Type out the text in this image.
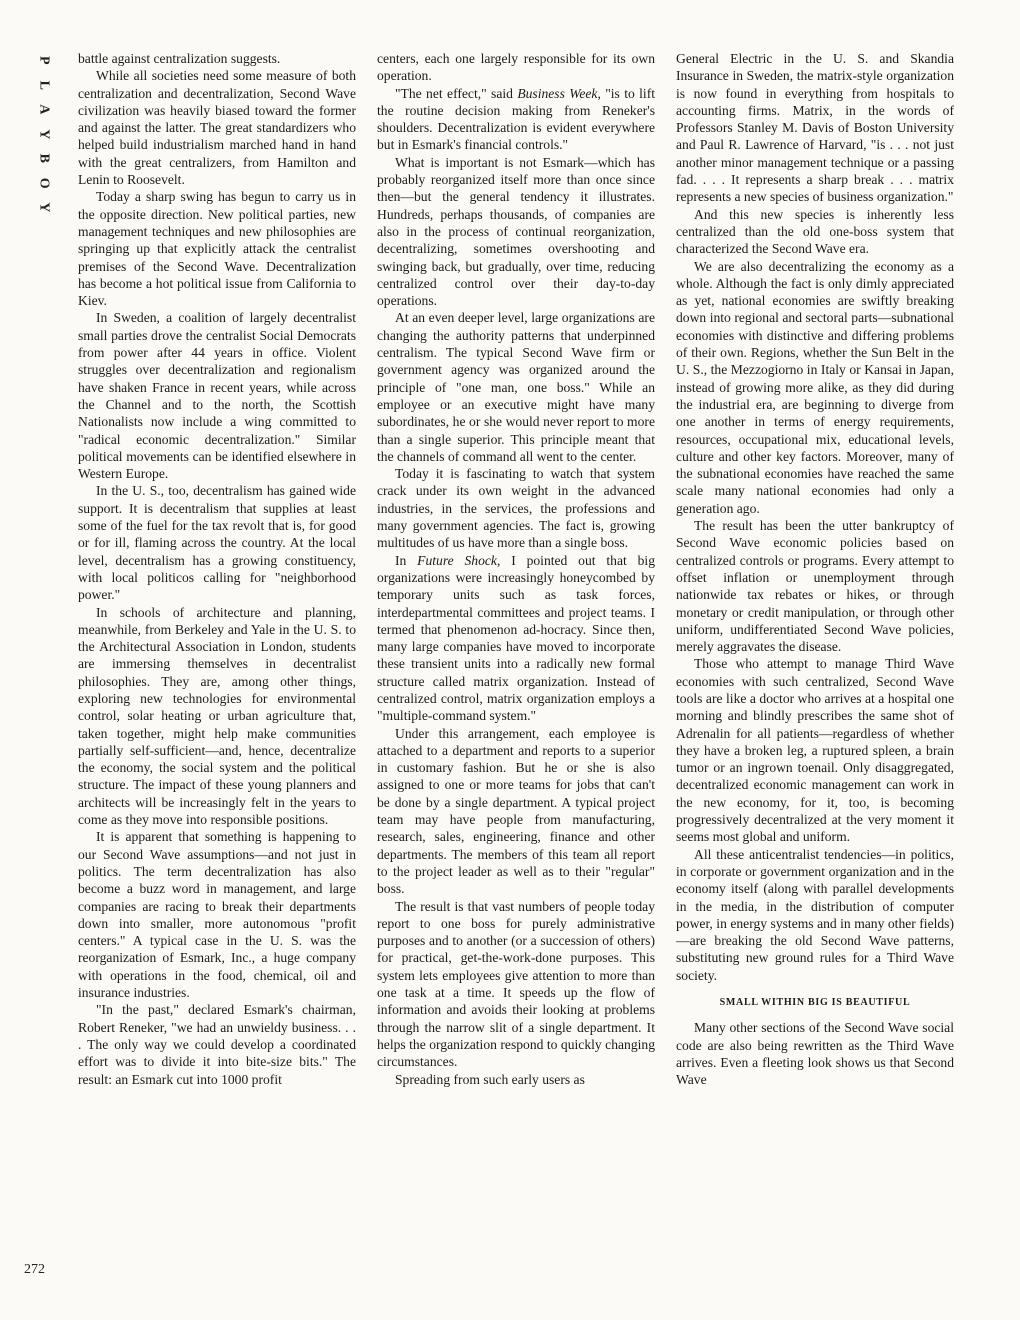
P
L
A
Y
B
O
Y
272

battle against centralization suggests.

While all societies need some measure of both centralization and decentralization, Second Wave civilization was heavily biased toward the former and against the latter. The great standardizers who helped build industrialism marched hand in hand with the great centralizers, from Hamilton and Lenin to Roosevelt.

Today a sharp swing has begun to carry us in the opposite direction. New political parties, new management techniques and new philosophies are springing up that explicitly attack the centralist premises of the Second Wave. Decentralization has become a hot political issue from California to Kiev.

In Sweden, a coalition of largely decentralist small parties drove the centralist Social Democrats from power after 44 years in office. Violent struggles over decentralization and regionalism have shaken France in recent years, while across the Channel and to the north, the Scottish Nationalists now include a wing committed to "radical economic decentralization." Similar political movements can be identified elsewhere in Western Europe.

In the U. S., too, decentralism has gained wide support. It is decentralism that supplies at least some of the fuel for the tax revolt that is, for good or for ill, flaming across the country. At the local level, decentralism has a growing constituency, with local politicos calling for "neighborhood power."

In schools of architecture and planning, meanwhile, from Berkeley and Yale in the U. S. to the Architectural Association in London, students are immersing themselves in decentralist philosophies. They are, among other things, exploring new technologies for environmental control, solar heating or urban agriculture that, taken together, might help make communities partially self-sufficient—and, hence, decentralize the economy, the social system and the political structure. The impact of these young planners and architects will be increasingly felt in the years to come as they move into responsible positions.

It is apparent that something is happening to our Second Wave assumptions—and not just in politics. The term decentralization has also become a buzz word in management, and large companies are racing to break their departments down into smaller, more autonomous "profit centers." A typical case in the U. S. was the reorganization of Esmark, Inc., a huge company with operations in the food, chemical, oil and insurance industries.

"In the past," declared Esmark's chairman, Robert Reneker, "we had an unwieldy business. . . . The only way we could develop a coordinated effort was to divide it into bite-size bits." The result: an Esmark cut into 1000 profit

centers, each one largely responsible for its own operation.

"The net effect," said Business Week, "is to lift the routine decision making from Reneker's shoulders. Decentralization is evident everywhere but in Esmark's financial controls."

What is important is not Esmark—which has probably reorganized itself more than once since then—but the general tendency it illustrates. Hundreds, perhaps thousands, of companies are also in the process of continual reorganization, decentralizing, sometimes overshooting and swinging back, but gradually, over time, reducing centralized control over their day-to-day operations.

At an even deeper level, large organizations are changing the authority patterns that underpinned centralism. The typical Second Wave firm or government agency was organized around the principle of "one man, one boss." While an employee or an executive might have many subordinates, he or she would never report to more than a single superior. This principle meant that the channels of command all went to the center.

Today it is fascinating to watch that system crack under its own weight in the advanced industries, in the services, the professions and many government agencies. The fact is, growing multitudes of us have more than a single boss.

In Future Shock, I pointed out that big organizations were increasingly honeycombed by temporary units such as task forces, interdepartmental committees and project teams. I termed that phenomenon ad-hocracy. Since then, many large companies have moved to incorporate these transient units into a radically new formal structure called matrix organization. Instead of centralized control, matrix organization employs a "multiple-command system."

Under this arrangement, each employee is attached to a department and reports to a superior in customary fashion. But he or she is also assigned to one or more teams for jobs that can't be done by a single department. A typical project team may have people from manufacturing, research, sales, engineering, finance and other departments. The members of this team all report to the project leader as well as to their "regular" boss.

The result is that vast numbers of people today report to one boss for purely administrative purposes and to another (or a succession of others) for practical, get-the-work-done purposes. This system lets employees give attention to more than one task at a time. It speeds up the flow of information and avoids their looking at problems through the narrow slit of a single department. It helps the organization respond to quickly changing circumstances.

Spreading from such early users as

General Electric in the U. S. and Skandia Insurance in Sweden, the matrix-style organization is now found in everything from hospitals to accounting firms. Matrix, in the words of Professors Stanley M. Davis of Boston University and Paul R. Lawrence of Harvard, "is . . . not just another minor management technique or a passing fad. . . . It represents a sharp break . . . matrix represents a new species of business organization."

And this new species is inherently less centralized than the old one-boss system that characterized the Second Wave era.

We are also decentralizing the economy as a whole. Although the fact is only dimly appreciated as yet, national economies are swiftly breaking down into regional and sectoral parts—subnational economies with distinctive and differing problems of their own. Regions, whether the Sun Belt in the U. S., the Mezzogiorno in Italy or Kansai in Japan, instead of growing more alike, as they did during the industrial era, are beginning to diverge from one another in terms of energy requirements, resources, occupational mix, educational levels, culture and other key factors. Moreover, many of the subnational economies have reached the same scale many national economies had only a generation ago.

The result has been the utter bankruptcy of Second Wave economic policies based on centralized controls or programs. Every attempt to offset inflation or unemployment through nationwide tax rebates or hikes, or through monetary or credit manipulation, or through other uniform, undifferentiated Second Wave policies, merely aggravates the disease.

Those who attempt to manage Third Wave economies with such centralized, Second Wave tools are like a doctor who arrives at a hospital one morning and blindly prescribes the same shot of Adrenalin for all patients—regardless of whether they have a broken leg, a ruptured spleen, a brain tumor or an ingrown toenail. Only disaggregated, decentralized economic management can work in the new economy, for it, too, is becoming progressively decentralized at the very moment it seems most global and uniform.

All these anticentralist tendencies—in politics, in corporate or government organization and in the economy itself (along with parallel developments in the media, in the distribution of computer power, in energy systems and in many other fields)—are breaking the old Second Wave patterns, substituting new ground rules for a Third Wave society.

SMALL WITHIN BIG IS BEAUTIFUL

Many other sections of the Second Wave social code are also being rewritten as the Third Wave arrives. Even a fleeting look shows us that Second Wave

###

Exercise: Look through the listing, and copy each line in which the string "Reneker" turns up.

Result of this exercise:
"In the past," declared Esmark's chairman, Robert Reneker, "we had an unwieldy business. . . . The only way we could develop a coordinated effort was to divide it into bite-size bits." The result: an Esmark cut into 1000 profit
"The net effect," said Business Week, "is to lift the routine decision making from Reneker's shoulders. Decentralization is evident everywhere but in Esmark's financial controls."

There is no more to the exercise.